**What to do:**
The data below should be printed in full, exactly, and without any of its images.

**Data records:**
========================================
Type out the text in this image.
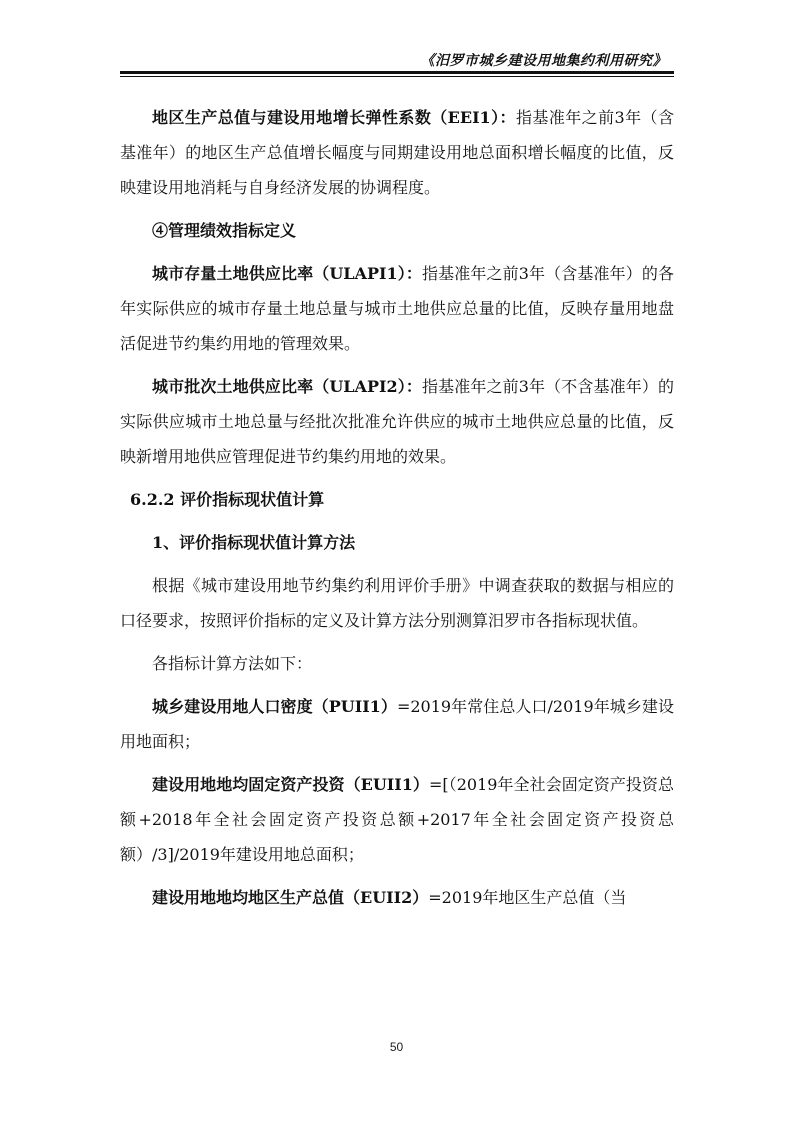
《汨罗市城乡建设用地集约利用研究》

地区生产总值与建设用地增长弹性系数（EEI1）：指基准年之前3年（含基准年）的地区生产总值增长幅度与同期建设用地总面积增长幅度的比值，反映建设用地消耗与自身经济发展的协调程度。

④管理绩效指标定义

城市存量土地供应比率（ULAPI1）：指基准年之前3年（含基准年）的各年实际供应的城市存量土地总量与城市土地供应总量的比值，反映存量用地盘活促进节约集约用地的管理效果。

城市批次土地供应比率（ULAPI2）：指基准年之前3年（不含基准年）的实际供应城市土地总量与经批次批准允许供应的城市土地供应总量的比值，反映新增用地供应管理促进节约集约用地的效果。

6.2.2 评价指标现状值计算

1、评价指标现状值计算方法

根据《城市建设用地节约集约利用评价手册》中调查获取的数据与相应的口径要求，按照评价指标的定义及计算方法分别测算汨罗市各指标现状值。

各指标计算方法如下：

城乡建设用地人口密度（PUII1）=2019年常住总人口/2019年城乡建设用地面积；

建设用地地均固定资产投资（EUII1）=[（2019年全社会固定资产投资总额+2018年全社会固定资产投资总额+2017年全社会固定资产投资总额）/3]/2019年建设用地总面积；

建设用地地均地区生产总值（EUII2）=2019年地区生产总值（当

50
========================================
**Answer in full:**
Type out the text in this image.
《汨罗市城乡建设用地集约利用研究》

地区生产总值与建设用地增长弹性系数（EEI1）：指基准年之前3年（含基准年）的地区生产总值增长幅度与同期建设用地总面积增长幅度的比值，反映建设用地消耗与自身经济发展的协调程度。

④管理绩效指标定义

城市存量土地供应比率（ULAPI1）：指基准年之前3年（含基准年）的各年实际供应的城市存量土地总量与城市土地供应总量的比值，反映存量用地盘活促进节约集约用地的管理效果。

城市批次土地供应比率（ULAPI2）：指基准年之前3年（不含基准年）的实际供应城市土地总量与经批次批准允许供应的城市土地供应总量的比值，反映新增用地供应管理促进节约集约用地的效果。

6.2.2 评价指标现状值计算

1、评价指标现状值计算方法

根据《城市建设用地节约集约利用评价手册》中调查获取的数据与相应的口径要求，按照评价指标的定义及计算方法分别测算汨罗市各指标现状值。

各指标计算方法如下：

城乡建设用地人口密度（PUII1）=2019年常住总人口/2019年城乡建设用地面积；

建设用地地均固定资产投资（EUII1）=[（2019年全社会固定资产投资总额+2018年全社会固定资产投资总额+2017年全社会固定资产投资总额）/3]/2019年建设用地总面积；

建设用地地均地区生产总值（EUII2）=2019年地区生产总值（当

50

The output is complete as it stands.